Dataset items

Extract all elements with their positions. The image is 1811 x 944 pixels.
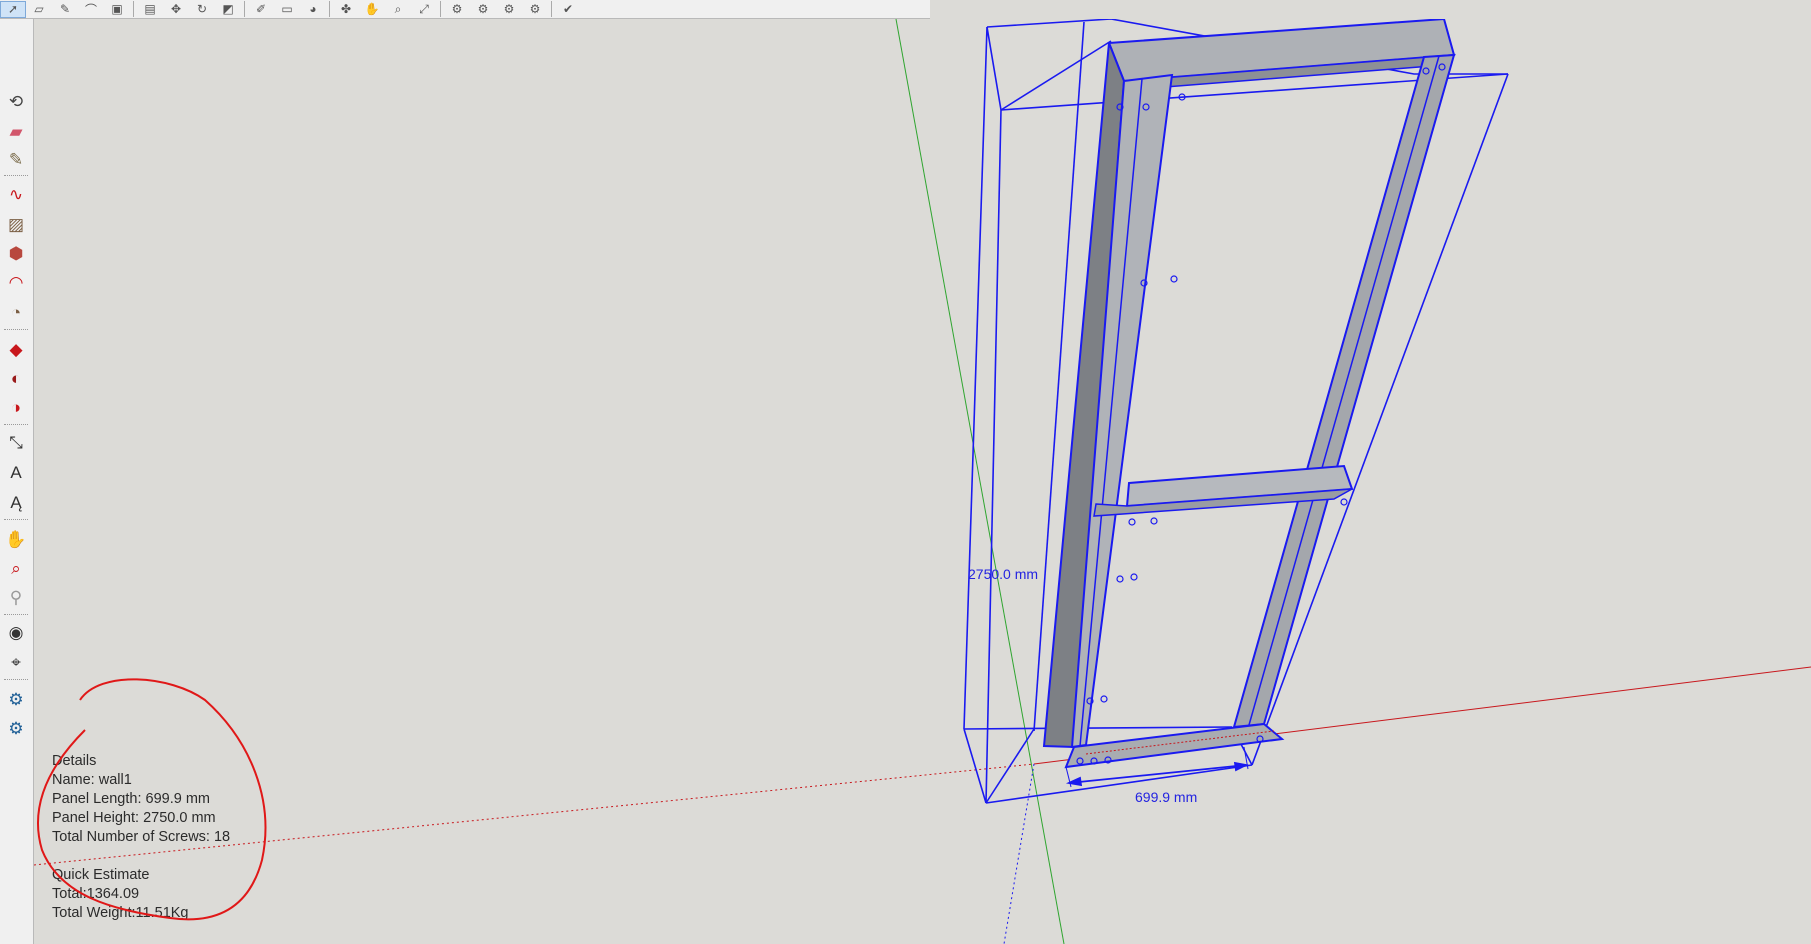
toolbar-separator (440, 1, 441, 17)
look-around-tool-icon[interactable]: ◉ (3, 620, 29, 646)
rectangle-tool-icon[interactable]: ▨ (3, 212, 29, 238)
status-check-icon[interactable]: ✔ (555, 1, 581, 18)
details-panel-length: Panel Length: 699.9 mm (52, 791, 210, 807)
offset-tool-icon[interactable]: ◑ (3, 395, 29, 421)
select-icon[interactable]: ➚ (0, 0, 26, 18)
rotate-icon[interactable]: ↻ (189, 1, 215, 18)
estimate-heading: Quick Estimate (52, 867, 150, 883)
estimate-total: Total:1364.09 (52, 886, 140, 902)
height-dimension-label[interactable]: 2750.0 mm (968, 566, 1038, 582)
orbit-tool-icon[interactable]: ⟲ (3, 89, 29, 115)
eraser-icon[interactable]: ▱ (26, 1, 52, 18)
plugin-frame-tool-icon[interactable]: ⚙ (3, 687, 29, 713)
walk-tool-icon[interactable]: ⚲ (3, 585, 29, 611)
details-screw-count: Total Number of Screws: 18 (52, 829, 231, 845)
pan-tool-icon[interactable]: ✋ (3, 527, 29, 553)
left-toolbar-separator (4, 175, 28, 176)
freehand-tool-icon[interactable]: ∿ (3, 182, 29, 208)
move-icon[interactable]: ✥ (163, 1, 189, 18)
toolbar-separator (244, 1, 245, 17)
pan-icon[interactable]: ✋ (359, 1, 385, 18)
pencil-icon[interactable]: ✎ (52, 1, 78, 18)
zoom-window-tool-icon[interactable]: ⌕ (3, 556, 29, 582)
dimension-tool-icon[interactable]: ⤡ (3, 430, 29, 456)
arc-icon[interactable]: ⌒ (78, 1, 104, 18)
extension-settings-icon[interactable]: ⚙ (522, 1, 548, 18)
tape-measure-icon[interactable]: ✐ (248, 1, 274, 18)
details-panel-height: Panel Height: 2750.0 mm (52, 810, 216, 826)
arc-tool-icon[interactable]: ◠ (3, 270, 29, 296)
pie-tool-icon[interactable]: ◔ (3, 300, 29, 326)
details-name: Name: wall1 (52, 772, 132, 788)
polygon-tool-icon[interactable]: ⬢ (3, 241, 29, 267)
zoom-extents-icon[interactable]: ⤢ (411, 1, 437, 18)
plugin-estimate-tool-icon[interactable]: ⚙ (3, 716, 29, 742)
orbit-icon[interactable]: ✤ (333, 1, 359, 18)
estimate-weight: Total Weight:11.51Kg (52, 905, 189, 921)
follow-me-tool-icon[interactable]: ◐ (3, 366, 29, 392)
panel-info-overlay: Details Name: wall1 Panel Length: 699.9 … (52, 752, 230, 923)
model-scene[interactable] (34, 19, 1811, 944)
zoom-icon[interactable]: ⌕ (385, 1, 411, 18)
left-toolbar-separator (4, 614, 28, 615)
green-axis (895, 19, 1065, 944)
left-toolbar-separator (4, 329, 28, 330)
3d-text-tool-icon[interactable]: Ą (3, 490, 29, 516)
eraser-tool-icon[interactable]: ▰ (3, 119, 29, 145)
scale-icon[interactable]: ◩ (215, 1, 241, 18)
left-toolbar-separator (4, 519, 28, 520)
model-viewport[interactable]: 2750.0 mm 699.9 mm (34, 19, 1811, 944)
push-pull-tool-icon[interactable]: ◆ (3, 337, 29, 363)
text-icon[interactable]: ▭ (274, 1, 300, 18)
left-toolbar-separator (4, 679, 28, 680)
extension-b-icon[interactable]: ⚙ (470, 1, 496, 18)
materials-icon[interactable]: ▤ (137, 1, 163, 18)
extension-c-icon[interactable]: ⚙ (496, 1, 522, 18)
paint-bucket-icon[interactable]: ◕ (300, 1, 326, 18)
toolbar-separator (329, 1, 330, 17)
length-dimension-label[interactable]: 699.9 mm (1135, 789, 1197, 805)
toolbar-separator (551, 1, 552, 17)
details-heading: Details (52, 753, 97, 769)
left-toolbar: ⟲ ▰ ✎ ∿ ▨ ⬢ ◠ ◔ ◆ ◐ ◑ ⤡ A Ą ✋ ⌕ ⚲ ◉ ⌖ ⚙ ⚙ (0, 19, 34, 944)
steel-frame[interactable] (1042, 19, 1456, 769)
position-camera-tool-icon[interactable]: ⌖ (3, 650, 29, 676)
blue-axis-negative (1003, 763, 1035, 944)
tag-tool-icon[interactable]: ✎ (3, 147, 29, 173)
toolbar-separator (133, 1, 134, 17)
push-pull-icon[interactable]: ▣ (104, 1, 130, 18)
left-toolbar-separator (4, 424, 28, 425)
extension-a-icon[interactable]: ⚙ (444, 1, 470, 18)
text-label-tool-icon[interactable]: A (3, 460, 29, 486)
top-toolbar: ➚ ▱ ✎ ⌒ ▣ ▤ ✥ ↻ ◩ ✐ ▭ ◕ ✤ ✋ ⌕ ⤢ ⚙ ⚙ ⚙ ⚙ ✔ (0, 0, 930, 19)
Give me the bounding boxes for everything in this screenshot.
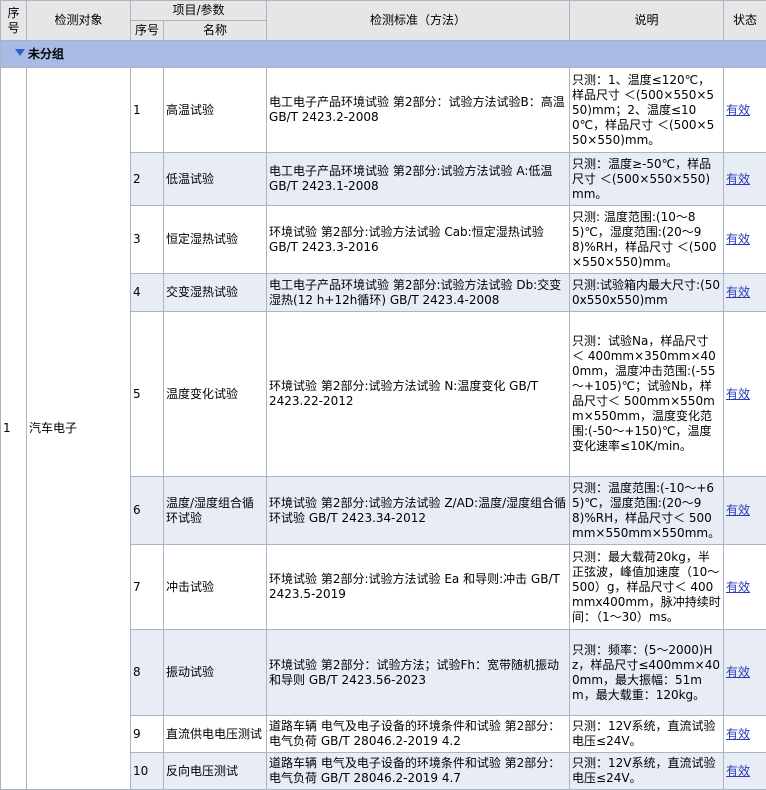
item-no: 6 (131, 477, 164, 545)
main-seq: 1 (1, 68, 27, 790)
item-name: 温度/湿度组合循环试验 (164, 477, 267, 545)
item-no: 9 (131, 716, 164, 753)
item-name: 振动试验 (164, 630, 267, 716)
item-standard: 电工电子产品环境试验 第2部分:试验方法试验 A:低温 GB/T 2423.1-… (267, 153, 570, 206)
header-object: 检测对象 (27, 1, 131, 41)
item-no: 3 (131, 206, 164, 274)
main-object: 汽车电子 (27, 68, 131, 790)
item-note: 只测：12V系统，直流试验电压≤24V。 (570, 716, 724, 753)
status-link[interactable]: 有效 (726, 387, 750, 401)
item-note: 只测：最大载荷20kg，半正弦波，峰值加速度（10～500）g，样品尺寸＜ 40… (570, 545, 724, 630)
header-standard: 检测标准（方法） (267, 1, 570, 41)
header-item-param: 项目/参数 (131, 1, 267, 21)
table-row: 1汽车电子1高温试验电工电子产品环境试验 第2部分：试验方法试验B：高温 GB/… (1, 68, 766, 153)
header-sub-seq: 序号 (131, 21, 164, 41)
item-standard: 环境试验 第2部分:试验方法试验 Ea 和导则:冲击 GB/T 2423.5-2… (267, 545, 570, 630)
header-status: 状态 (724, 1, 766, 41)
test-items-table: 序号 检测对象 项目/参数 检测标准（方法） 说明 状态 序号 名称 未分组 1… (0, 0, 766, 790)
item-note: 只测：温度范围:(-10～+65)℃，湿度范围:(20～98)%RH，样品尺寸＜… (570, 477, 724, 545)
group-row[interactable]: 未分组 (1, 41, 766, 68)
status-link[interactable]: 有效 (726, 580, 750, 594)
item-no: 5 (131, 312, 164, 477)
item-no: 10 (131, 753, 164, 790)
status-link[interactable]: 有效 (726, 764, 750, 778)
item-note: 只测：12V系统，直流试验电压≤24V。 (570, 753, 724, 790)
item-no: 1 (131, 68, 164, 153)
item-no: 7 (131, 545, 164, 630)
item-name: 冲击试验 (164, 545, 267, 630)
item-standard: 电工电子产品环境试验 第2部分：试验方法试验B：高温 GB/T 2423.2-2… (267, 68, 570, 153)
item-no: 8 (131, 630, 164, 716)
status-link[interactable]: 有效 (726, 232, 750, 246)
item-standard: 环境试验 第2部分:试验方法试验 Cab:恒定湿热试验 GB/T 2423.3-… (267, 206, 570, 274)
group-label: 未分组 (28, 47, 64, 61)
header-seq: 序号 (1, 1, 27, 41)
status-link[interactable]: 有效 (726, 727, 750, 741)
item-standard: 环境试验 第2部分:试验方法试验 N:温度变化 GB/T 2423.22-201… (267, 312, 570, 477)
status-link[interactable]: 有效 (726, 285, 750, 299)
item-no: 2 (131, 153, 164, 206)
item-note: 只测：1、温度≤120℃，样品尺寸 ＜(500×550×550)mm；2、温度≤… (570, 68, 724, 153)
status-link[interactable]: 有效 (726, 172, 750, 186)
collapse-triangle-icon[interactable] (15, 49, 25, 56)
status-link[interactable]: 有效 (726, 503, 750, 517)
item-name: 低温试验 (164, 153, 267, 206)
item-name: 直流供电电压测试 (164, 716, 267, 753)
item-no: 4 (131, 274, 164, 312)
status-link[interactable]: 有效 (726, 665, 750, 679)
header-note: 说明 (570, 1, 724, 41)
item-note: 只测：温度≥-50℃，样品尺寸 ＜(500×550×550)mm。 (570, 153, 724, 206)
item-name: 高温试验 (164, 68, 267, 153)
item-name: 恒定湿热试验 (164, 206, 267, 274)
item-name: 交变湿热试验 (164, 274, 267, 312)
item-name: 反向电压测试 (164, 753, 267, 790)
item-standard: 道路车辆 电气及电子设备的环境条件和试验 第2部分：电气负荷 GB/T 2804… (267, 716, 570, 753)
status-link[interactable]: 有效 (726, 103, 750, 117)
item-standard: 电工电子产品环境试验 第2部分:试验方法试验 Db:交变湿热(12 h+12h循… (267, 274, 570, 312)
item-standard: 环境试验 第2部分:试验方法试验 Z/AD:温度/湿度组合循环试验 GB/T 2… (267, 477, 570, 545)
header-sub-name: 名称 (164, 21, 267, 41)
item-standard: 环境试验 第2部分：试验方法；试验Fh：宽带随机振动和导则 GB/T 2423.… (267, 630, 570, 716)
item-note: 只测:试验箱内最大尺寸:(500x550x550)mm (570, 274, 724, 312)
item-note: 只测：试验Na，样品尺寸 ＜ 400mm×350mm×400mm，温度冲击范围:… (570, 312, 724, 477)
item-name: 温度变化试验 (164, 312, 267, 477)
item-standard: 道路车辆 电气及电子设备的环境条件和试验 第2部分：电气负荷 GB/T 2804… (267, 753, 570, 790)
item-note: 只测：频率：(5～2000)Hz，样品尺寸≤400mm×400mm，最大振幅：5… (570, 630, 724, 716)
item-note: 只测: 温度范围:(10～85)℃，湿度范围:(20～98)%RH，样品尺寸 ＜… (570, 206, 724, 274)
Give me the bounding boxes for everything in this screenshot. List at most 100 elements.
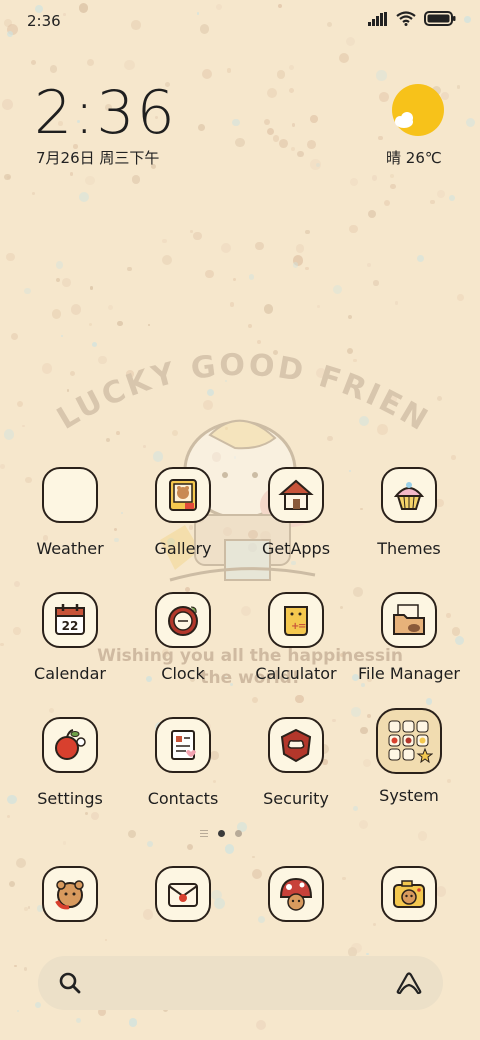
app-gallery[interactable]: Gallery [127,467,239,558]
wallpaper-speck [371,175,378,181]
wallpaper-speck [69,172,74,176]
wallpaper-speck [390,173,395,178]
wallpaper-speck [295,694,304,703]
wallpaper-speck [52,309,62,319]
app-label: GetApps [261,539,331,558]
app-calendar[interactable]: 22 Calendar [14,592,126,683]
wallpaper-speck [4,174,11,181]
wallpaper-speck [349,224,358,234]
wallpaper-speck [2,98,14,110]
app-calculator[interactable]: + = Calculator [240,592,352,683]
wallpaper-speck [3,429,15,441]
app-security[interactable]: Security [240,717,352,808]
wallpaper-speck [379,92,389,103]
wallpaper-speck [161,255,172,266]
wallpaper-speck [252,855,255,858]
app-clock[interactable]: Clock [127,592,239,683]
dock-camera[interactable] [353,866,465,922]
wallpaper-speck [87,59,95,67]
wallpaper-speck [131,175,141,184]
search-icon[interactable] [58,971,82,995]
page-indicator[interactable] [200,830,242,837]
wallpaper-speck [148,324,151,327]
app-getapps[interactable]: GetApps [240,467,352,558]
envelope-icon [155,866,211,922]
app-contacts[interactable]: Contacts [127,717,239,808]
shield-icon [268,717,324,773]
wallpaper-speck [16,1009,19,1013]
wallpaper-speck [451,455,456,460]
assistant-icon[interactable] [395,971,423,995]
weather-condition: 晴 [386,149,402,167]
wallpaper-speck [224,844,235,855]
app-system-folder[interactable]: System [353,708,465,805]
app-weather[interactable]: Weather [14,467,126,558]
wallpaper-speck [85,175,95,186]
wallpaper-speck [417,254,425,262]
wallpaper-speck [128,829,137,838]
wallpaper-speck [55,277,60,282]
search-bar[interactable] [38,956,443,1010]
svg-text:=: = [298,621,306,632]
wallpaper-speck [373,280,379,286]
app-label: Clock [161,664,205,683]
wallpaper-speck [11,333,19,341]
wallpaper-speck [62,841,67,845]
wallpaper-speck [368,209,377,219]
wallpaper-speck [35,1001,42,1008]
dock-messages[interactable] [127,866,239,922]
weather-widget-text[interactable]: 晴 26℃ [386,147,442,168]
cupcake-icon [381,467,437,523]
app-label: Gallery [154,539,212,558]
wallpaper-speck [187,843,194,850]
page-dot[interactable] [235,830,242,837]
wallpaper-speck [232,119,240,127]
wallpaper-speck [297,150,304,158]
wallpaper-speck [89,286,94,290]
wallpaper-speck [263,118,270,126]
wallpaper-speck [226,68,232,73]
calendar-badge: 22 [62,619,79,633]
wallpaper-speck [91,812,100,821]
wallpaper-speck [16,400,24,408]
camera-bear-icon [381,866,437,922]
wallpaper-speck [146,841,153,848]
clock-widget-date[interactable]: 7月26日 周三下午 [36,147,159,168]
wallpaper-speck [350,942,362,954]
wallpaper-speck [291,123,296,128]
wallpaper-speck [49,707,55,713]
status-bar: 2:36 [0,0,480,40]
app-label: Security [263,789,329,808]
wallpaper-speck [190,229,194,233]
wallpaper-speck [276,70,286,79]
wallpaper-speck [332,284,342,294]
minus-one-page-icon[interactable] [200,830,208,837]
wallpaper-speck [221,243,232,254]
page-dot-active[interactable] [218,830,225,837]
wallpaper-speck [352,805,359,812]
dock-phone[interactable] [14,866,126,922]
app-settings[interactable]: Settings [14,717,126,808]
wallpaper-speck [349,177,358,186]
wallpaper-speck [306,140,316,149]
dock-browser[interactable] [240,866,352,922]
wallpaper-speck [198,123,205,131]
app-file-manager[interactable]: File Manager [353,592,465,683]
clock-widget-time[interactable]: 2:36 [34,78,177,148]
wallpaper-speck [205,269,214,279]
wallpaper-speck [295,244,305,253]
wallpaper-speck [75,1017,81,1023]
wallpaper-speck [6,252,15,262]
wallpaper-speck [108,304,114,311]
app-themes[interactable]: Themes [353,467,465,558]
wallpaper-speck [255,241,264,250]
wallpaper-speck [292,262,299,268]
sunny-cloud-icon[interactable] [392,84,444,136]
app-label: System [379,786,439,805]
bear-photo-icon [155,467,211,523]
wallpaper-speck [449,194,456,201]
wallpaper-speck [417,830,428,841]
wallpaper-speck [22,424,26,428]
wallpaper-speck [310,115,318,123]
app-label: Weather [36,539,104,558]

> Task prompt:
Reproduce verbatim the stretch of lines above, from the one containing "app-gallery[interactable]: Gallery [127,467,239,558]" through the one containing "wallpaper-speck [35,1001,42,1008]", both ends included.

> Solution to the problem:
app-gallery[interactable]: Gallery [127,467,239,558]
wallpaper-speck [371,175,378,181]
wallpaper-speck [69,172,74,176]
wallpaper-speck [390,173,395,178]
wallpaper-speck [295,694,304,703]
wallpaper-speck [52,309,62,319]
app-label: GetApps [261,539,331,558]
app-calendar[interactable]: 22 Calendar [14,592,126,683]
wallpaper-speck [4,174,11,181]
wallpaper-speck [349,224,358,234]
wallpaper-speck [2,98,14,110]
app-calculator[interactable]: + = Calculator [240,592,352,683]
wallpaper-speck [3,429,15,441]
app-security[interactable]: Security [240,717,352,808]
wallpaper-speck [379,92,389,103]
wallpaper-speck [161,255,172,266]
wallpaper-speck [252,855,255,858]
app-clock[interactable]: Clock [127,592,239,683]
dock-camera[interactable] [353,866,465,922]
wallpaper-speck [87,59,95,67]
wallpaper-speck [131,175,141,184]
search-icon[interactable] [58,971,82,995]
page-indicator[interactable] [200,830,242,837]
wallpaper-speck [148,324,151,327]
app-getapps[interactable]: GetApps [240,467,352,558]
envelope-icon [155,866,211,922]
app-contacts[interactable]: Contacts [127,717,239,808]
shield-icon [268,717,324,773]
wallpaper-speck [16,1009,19,1013]
wallpaper-speck [451,455,456,460]
assistant-icon[interactable] [395,971,423,995]
weather-condition: 晴 [386,149,402,167]
wallpaper-speck [224,844,235,855]
app-system-folder[interactable]: System [353,708,465,805]
app-weather[interactable]: Weather [14,467,126,558]
wallpaper-speck [85,175,95,186]
wallpaper-speck [417,254,425,262]
wallpaper-speck [128,829,137,838]
wallpaper-speck [55,277,60,282]
search-bar[interactable] [38,956,443,1010]
svg-text:=: = [298,621,306,632]
wallpaper-speck [373,280,379,286]
app-label: Clock [161,664,205,683]
wallpaper-speck [11,333,19,341]
wallpaper-speck [62,841,67,845]
wallpaper-speck [368,209,377,219]
wallpaper-speck [35,1001,42,1008]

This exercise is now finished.